- _Exercise aim_: Transcribe the material verbatim in full; the pictures do not belong in the copy.

- _Saved entries_:
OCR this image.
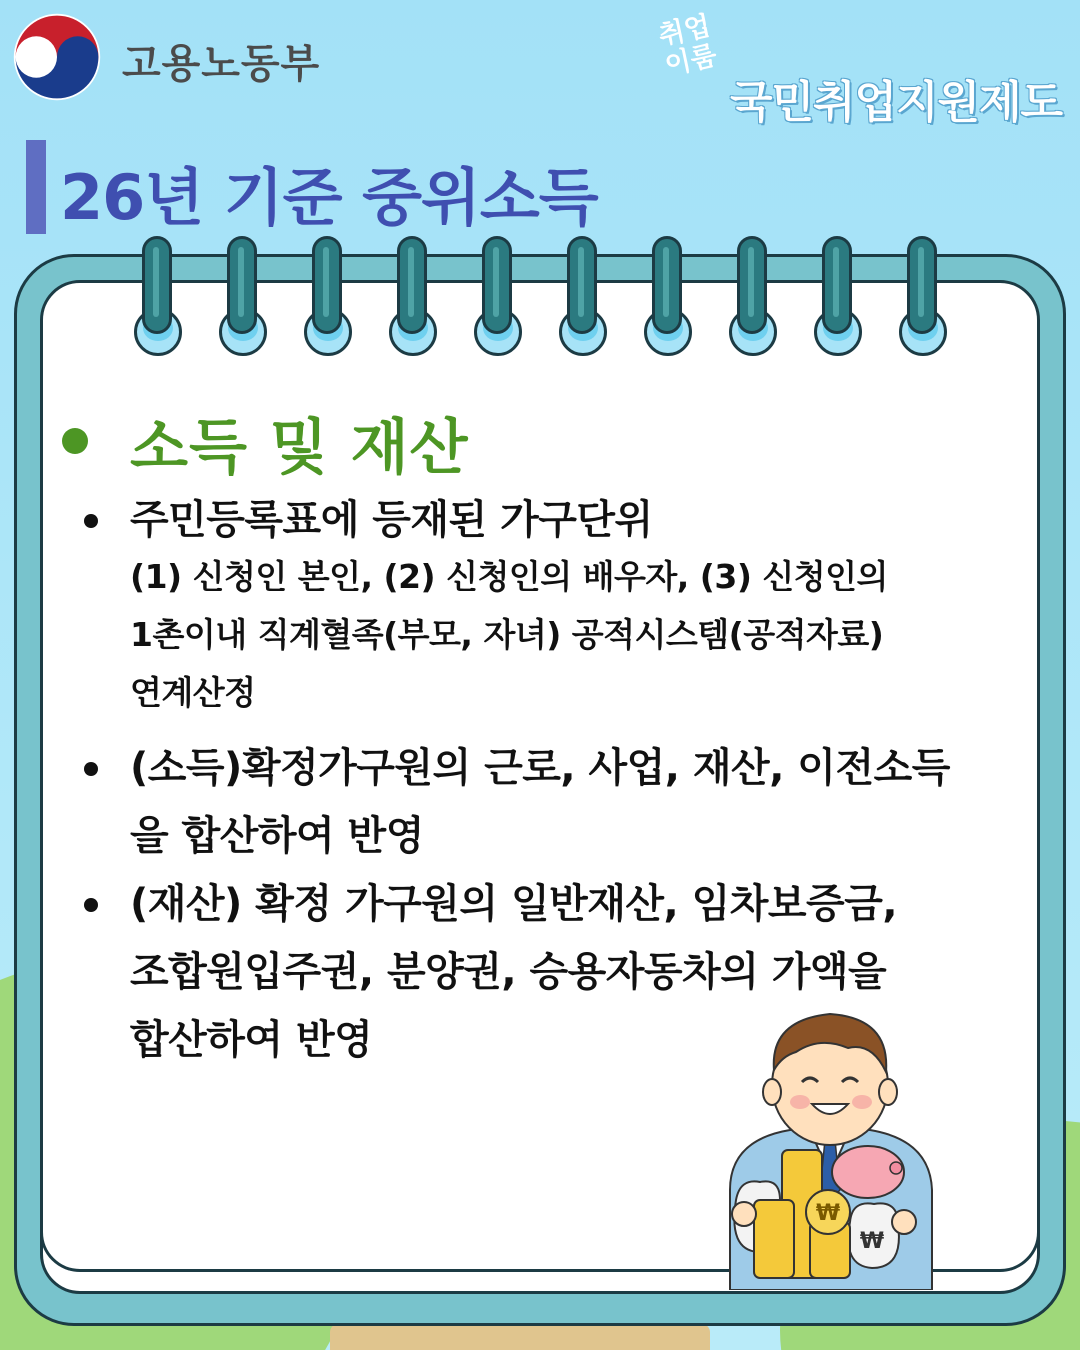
고용노동부
취업
이룸
국민취업지원제도
26년 기준 중위소득
소득 및 재산
주민등록표에 등재된 가구단위
(1) 신청인 본인, (2) 신청인의 배우자, (3) 신청인의
1촌이내 직계혈족(부모, 자녀) 공적시스템(공적자료)
연계산정
(소득)확정가구원의 근로, 사업, 재산, 이전소득
을 합산하여 반영
(재산) 확정 가구원의 일반재산, 임차보증금,
조합원입주권, 분양권, 승용자동차의 가액을
합산하여 반영
₩
₩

- _Result of this task_:
OCR this image.
고용노동부
취업
이룸
국민취업지원제도
26년 기준 중위소득
소득 및 재산
주민등록표에 등재된 가구단위
(1) 신청인 본인, (2) 신청인의 배우자, (3) 신청인의
1촌이내 직계혈족(부모, 자녀) 공적시스템(공적자료)
연계산정
(소득)확정가구원의 근로, 사업, 재산, 이전소득
을 합산하여 반영
(재산) 확정 가구원의 일반재산, 임차보증금,
조합원입주권, 분양권, 승용자동차의 가액을
합산하여 반영
₩
₩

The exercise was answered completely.